GIVEN REQUEST: Search the records for the word "this" and pick out every line that has it.

** start DATA LINES **

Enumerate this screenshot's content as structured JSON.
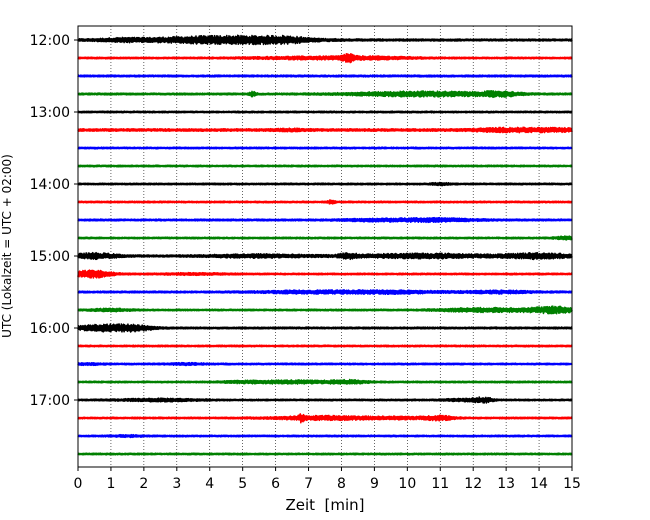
{
  "chart_data": {
    "type": "line",
    "title": "",
    "xlabel": "Zeit  [min]",
    "ylabel": "UTC (Lokalzeit = UTC + 02:00)",
    "xlim": [
      0,
      15
    ],
    "x_ticks": [
      "0",
      "1",
      "2",
      "3",
      "4",
      "5",
      "6",
      "7",
      "8",
      "9",
      "10",
      "11",
      "12",
      "13",
      "14",
      "15"
    ],
    "y_ticks": [
      {
        "label": "12:00",
        "row": 0
      },
      {
        "label": "13:00",
        "row": 4
      },
      {
        "label": "14:00",
        "row": 8
      },
      {
        "label": "15:00",
        "row": 12
      },
      {
        "label": "16:00",
        "row": 16
      },
      {
        "label": "17:00",
        "row": 20
      }
    ],
    "grid": "vertical dotted at each minute",
    "row_interval_minutes": 15,
    "trace_colors": [
      "#000000",
      "#ff0000",
      "#0000ff",
      "#008000"
    ],
    "traces": [
      {
        "start": "12:00",
        "amplitude": 0.45,
        "events": [
          [
            3.5,
            2.2,
            0.9
          ],
          [
            5.2,
            1.8,
            1.1
          ],
          [
            6.3,
            0.6,
            0.7
          ],
          [
            1.3,
            0.6,
            0.4
          ]
        ]
      },
      {
        "start": "12:15",
        "amplitude": 0.35,
        "events": [
          [
            8.2,
            0.15,
            1.6
          ],
          [
            8.7,
            1.5,
            0.6
          ],
          [
            6.5,
            1.6,
            0.4
          ]
        ]
      },
      {
        "start": "12:30",
        "amplitude": 0.4,
        "events": []
      },
      {
        "start": "12:45",
        "amplitude": 0.4,
        "events": [
          [
            5.3,
            0.1,
            0.9
          ],
          [
            9.5,
            1.6,
            0.6
          ],
          [
            11.2,
            1.5,
            0.7
          ],
          [
            12.8,
            0.6,
            0.9
          ]
        ]
      },
      {
        "start": "13:00",
        "amplitude": 0.35,
        "events": []
      },
      {
        "start": "13:15",
        "amplitude": 0.55,
        "events": [
          [
            14.2,
            1.5,
            0.6
          ],
          [
            12.8,
            0.8,
            0.4
          ],
          [
            6.5,
            0.5,
            0.3
          ]
        ]
      },
      {
        "start": "13:30",
        "amplitude": 0.35,
        "events": []
      },
      {
        "start": "13:45",
        "amplitude": 0.35,
        "events": []
      },
      {
        "start": "14:00",
        "amplitude": 0.35,
        "events": [
          [
            11.0,
            0.3,
            0.4
          ]
        ]
      },
      {
        "start": "14:15",
        "amplitude": 0.35,
        "events": [
          [
            7.7,
            0.1,
            0.8
          ]
        ]
      },
      {
        "start": "14:30",
        "amplitude": 0.4,
        "events": [
          [
            10.8,
            1.2,
            0.7
          ],
          [
            9.0,
            1.0,
            0.4
          ]
        ]
      },
      {
        "start": "14:45",
        "amplitude": 0.35,
        "events": [
          [
            14.8,
            0.3,
            0.6
          ]
        ]
      },
      {
        "start": "15:00",
        "amplitude": 0.45,
        "events": [
          [
            0.5,
            0.7,
            1.1
          ],
          [
            5.5,
            1.5,
            0.6
          ],
          [
            8.2,
            0.3,
            0.8
          ],
          [
            10.5,
            2.0,
            0.9
          ],
          [
            14.0,
            1.0,
            1.1
          ]
        ]
      },
      {
        "start": "15:15",
        "amplitude": 0.35,
        "events": [
          [
            0.4,
            0.6,
            1.6
          ],
          [
            3.5,
            1.0,
            0.3
          ]
        ]
      },
      {
        "start": "15:30",
        "amplitude": 0.4,
        "events": [
          [
            7.0,
            1.5,
            0.5
          ],
          [
            9.5,
            1.5,
            0.6
          ],
          [
            12.8,
            1.0,
            0.5
          ]
        ]
      },
      {
        "start": "15:45",
        "amplitude": 0.35,
        "events": [
          [
            13.3,
            1.6,
            0.7
          ],
          [
            14.5,
            0.6,
            1.0
          ],
          [
            1.0,
            0.6,
            0.5
          ],
          [
            11.8,
            1.0,
            0.4
          ]
        ]
      },
      {
        "start": "16:00",
        "amplitude": 0.4,
        "events": [
          [
            0.7,
            0.8,
            1.3
          ],
          [
            1.7,
            0.6,
            1.1
          ]
        ]
      },
      {
        "start": "16:15",
        "amplitude": 0.35,
        "events": []
      },
      {
        "start": "16:30",
        "amplitude": 0.35,
        "events": [
          [
            0.3,
            0.5,
            0.3
          ],
          [
            3.3,
            0.6,
            0.3
          ]
        ]
      },
      {
        "start": "16:45",
        "amplitude": 0.35,
        "events": [
          [
            6.5,
            1.2,
            0.6
          ],
          [
            8.2,
            0.6,
            0.7
          ],
          [
            5.0,
            0.8,
            0.3
          ]
        ]
      },
      {
        "start": "17:00",
        "amplitude": 0.35,
        "events": [
          [
            2.5,
            1.2,
            0.5
          ],
          [
            12.3,
            0.3,
            1.0
          ],
          [
            11.7,
            0.6,
            0.4
          ]
        ]
      },
      {
        "start": "17:15",
        "amplitude": 0.35,
        "events": [
          [
            6.8,
            0.1,
            1.4
          ],
          [
            7.6,
            1.6,
            0.8
          ],
          [
            11.0,
            0.4,
            0.9
          ],
          [
            10.0,
            1.0,
            0.4
          ]
        ]
      },
      {
        "start": "17:30",
        "amplitude": 0.35,
        "events": [
          [
            1.5,
            0.5,
            0.3
          ]
        ]
      },
      {
        "start": "17:45",
        "amplitude": 0.35,
        "events": []
      }
    ]
  }
}
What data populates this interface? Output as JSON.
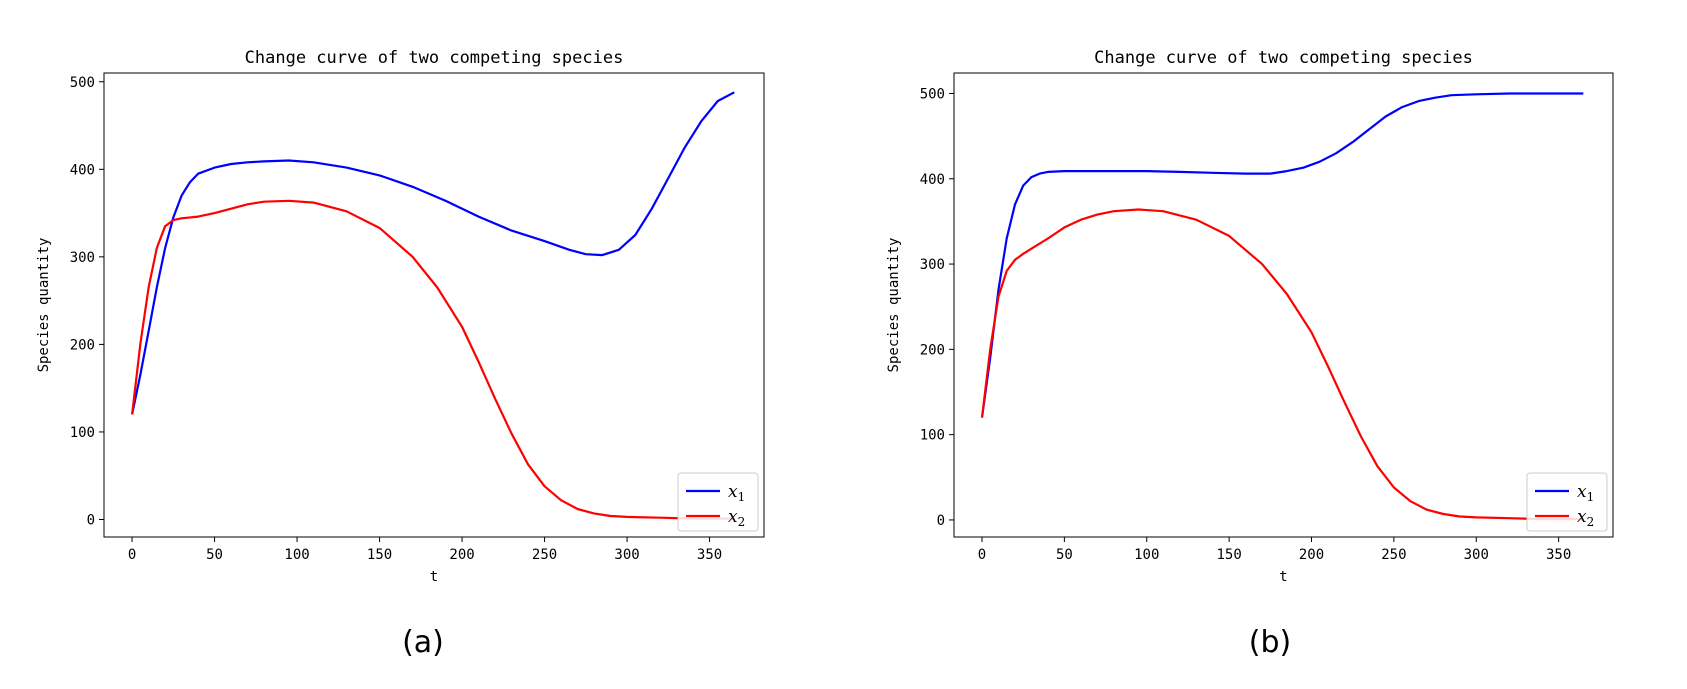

** end DATA LINES **

REPLY TO THE EXERCISE:
Enumerate this screenshot's content as structured JSON.
What data populates this interface? Output as JSON.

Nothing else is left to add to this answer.